Required task | Can you transcribe every record below exactly as it appears?

━━━━━━━━━━━━━━━━

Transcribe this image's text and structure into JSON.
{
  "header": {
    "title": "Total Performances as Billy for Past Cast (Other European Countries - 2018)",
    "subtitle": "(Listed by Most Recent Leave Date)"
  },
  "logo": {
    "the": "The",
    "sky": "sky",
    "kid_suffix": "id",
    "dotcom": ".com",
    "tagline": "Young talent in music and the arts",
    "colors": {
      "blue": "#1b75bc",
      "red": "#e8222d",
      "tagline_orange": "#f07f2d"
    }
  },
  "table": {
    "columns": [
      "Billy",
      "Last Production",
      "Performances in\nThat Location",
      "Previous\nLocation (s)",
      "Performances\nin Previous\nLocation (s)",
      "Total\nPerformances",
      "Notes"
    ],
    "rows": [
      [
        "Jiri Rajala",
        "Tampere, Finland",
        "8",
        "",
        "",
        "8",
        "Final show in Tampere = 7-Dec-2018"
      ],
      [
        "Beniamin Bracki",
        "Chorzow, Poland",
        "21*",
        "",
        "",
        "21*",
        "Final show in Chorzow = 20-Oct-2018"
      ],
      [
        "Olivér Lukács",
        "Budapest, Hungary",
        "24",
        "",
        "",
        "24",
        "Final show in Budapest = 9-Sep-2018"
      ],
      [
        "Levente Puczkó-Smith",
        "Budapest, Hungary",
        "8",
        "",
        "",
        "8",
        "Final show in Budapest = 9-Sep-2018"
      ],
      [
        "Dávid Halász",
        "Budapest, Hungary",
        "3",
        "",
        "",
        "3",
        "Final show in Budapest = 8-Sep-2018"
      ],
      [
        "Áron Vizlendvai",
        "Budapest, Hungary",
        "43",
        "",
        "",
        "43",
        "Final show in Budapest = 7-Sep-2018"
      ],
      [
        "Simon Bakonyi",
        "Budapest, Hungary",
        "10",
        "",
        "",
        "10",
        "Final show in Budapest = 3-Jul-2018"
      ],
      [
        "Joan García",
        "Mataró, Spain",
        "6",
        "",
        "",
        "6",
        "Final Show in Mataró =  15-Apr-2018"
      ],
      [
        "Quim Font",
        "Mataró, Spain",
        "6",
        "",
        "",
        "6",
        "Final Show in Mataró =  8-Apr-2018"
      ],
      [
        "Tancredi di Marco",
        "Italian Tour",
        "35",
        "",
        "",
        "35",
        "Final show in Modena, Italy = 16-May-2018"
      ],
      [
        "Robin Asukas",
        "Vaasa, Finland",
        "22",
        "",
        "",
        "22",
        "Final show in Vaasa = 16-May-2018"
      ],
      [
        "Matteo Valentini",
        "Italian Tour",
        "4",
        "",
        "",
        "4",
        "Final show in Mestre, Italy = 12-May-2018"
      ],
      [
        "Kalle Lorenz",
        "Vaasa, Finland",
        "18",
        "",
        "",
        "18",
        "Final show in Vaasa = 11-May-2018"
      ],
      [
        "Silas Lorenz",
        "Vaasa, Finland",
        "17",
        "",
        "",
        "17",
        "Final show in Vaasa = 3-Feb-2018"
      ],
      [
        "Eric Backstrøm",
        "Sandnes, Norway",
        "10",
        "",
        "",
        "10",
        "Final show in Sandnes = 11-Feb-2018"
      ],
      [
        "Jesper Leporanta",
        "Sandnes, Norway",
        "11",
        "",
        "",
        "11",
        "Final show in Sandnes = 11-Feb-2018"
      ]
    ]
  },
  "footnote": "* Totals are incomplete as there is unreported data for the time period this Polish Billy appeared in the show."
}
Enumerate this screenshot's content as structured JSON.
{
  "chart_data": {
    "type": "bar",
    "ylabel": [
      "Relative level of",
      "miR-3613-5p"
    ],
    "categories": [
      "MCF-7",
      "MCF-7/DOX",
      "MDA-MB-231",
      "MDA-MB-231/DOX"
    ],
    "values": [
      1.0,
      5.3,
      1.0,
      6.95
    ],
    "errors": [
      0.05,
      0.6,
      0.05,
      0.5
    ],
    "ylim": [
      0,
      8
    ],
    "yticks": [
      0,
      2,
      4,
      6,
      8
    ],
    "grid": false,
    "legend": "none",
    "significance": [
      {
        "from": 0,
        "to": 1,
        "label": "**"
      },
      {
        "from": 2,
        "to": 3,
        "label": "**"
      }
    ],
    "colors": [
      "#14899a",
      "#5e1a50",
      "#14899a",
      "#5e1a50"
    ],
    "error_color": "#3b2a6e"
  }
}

━━━━━━━━━━━━━━━━

Response to the exercise |
Transcribe this image's text and structure into JSON.
{
  "header": {
    "title": "Total Performances as Billy for Past Cast (Other European Countries - 2018)",
    "subtitle": "(Listed by Most Recent Leave Date)"
  },
  "logo": {
    "the": "The",
    "sky": "sky",
    "kid_suffix": "id",
    "dotcom": ".com",
    "tagline": "Young talent in music and the arts",
    "colors": {
      "blue": "#1b75bc",
      "red": "#e8222d",
      "tagline_orange": "#f07f2d"
    }
  },
  "table": {
    "columns": [
      "Billy",
      "Last Production",
      "Performances in\nThat Location",
      "Previous\nLocation (s)",
      "Performances\nin Previous\nLocation (s)",
      "Total\nPerformances",
      "Notes"
    ],
    "rows": [
      [
        "Jiri Rajala",
        "Tampere, Finland",
        "8",
        "",
        "",
        "8",
        "Final show in Tampere = 7-Dec-2018"
      ],
      [
        "Beniamin Bracki",
        "Chorzow, Poland",
        "21*",
        "",
        "",
        "21*",
        "Final show in Chorzow = 20-Oct-2018"
      ],
      [
        "Olivér Lukács",
        "Budapest, Hungary",
        "24",
        "",
        "",
        "24",
        "Final show in Budapest = 9-Sep-2018"
      ],
      [
        "Levente Puczkó-Smith",
        "Budapest, Hungary",
        "8",
        "",
        "",
        "8",
        "Final show in Budapest = 9-Sep-2018"
      ],
      [
        "Dávid Halász",
        "Budapest, Hungary",
        "3",
        "",
        "",
        "3",
        "Final show in Budapest = 8-Sep-2018"
      ],
      [
        "Áron Vizlendvai",
        "Budapest, Hungary",
        "43",
        "",
        "",
        "43",
        "Final show in Budapest = 7-Sep-2018"
      ],
      [
        "Simon Bakonyi",
        "Budapest, Hungary",
        "10",
        "",
        "",
        "10",
        "Final show in Budapest = 3-Jul-2018"
      ],
      [
        "Joan García",
        "Mataró, Spain",
        "6",
        "",
        "",
        "6",
        "Final Show in Mataró =  15-Apr-2018"
      ],
      [
        "Quim Font",
        "Mataró, Spain",
        "6",
        "",
        "",
        "6",
        "Final Show in Mataró =  8-Apr-2018"
      ],
      [
        "Tancredi di Marco",
        "Italian Tour",
        "35",
        "",
        "",
        "35",
        "Final show in Modena, Italy = 16-May-2018"
      ],
      [
        "Robin Asukas",
        "Vaasa, Finland",
        "22",
        "",
        "",
        "22",
        "Final show in Vaasa = 16-May-2018"
      ],
      [
        "Matteo Valentini",
        "Italian Tour",
        "4",
        "",
        "",
        "4",
        "Final show in Mestre, Italy = 12-May-2018"
      ],
      [
        "Kalle Lorenz",
        "Vaasa, Finland",
        "18",
        "",
        "",
        "18",
        "Final show in Vaasa = 11-May-2018"
      ],
      [
        "Silas Lorenz",
        "Vaasa, Finland",
        "17",
        "",
        "",
        "17",
        "Final show in Vaasa = 3-Feb-2018"
      ],
      [
        "Eric Backstrøm",
        "Sandnes, Norway",
        "10",
        "",
        "",
        "10",
        "Final show in Sandnes = 11-Feb-2018"
      ],
      [
        "Jesper Leporanta",
        "Sandnes, Norway",
        "11",
        "",
        "",
        "11",
        "Final show in Sandnes = 11-Feb-2018"
      ]
    ]
  },
  "footnote": "* Totals are incomplete as there is unreported data for the time period this Polish Billy appeared in the show."
}
Enumerate this screenshot's content as structured JSON.
{
  "chart_data": {
    "type": "bar",
    "ylabel": [
      "Relative level of",
      "miR-3613-5p"
    ],
    "categories": [
      "MCF-7",
      "MCF-7/DOX",
      "MDA-MB-231",
      "MDA-MB-231/DOX"
    ],
    "values": [
      1.0,
      5.3,
      1.0,
      6.95
    ],
    "errors": [
      0.05,
      0.6,
      0.05,
      0.5
    ],
    "ylim": [
      0,
      8
    ],
    "yticks": [
      0,
      2,
      4,
      6,
      8
    ],
    "grid": false,
    "legend": "none",
    "significance": [
      {
        "from": 0,
        "to": 1,
        "label": "**"
      },
      {
        "from": 2,
        "to": 3,
        "label": "**"
      }
    ],
    "colors": [
      "#14899a",
      "#5e1a50",
      "#14899a",
      "#5e1a50"
    ],
    "error_color": "#3b2a6e"
  }
}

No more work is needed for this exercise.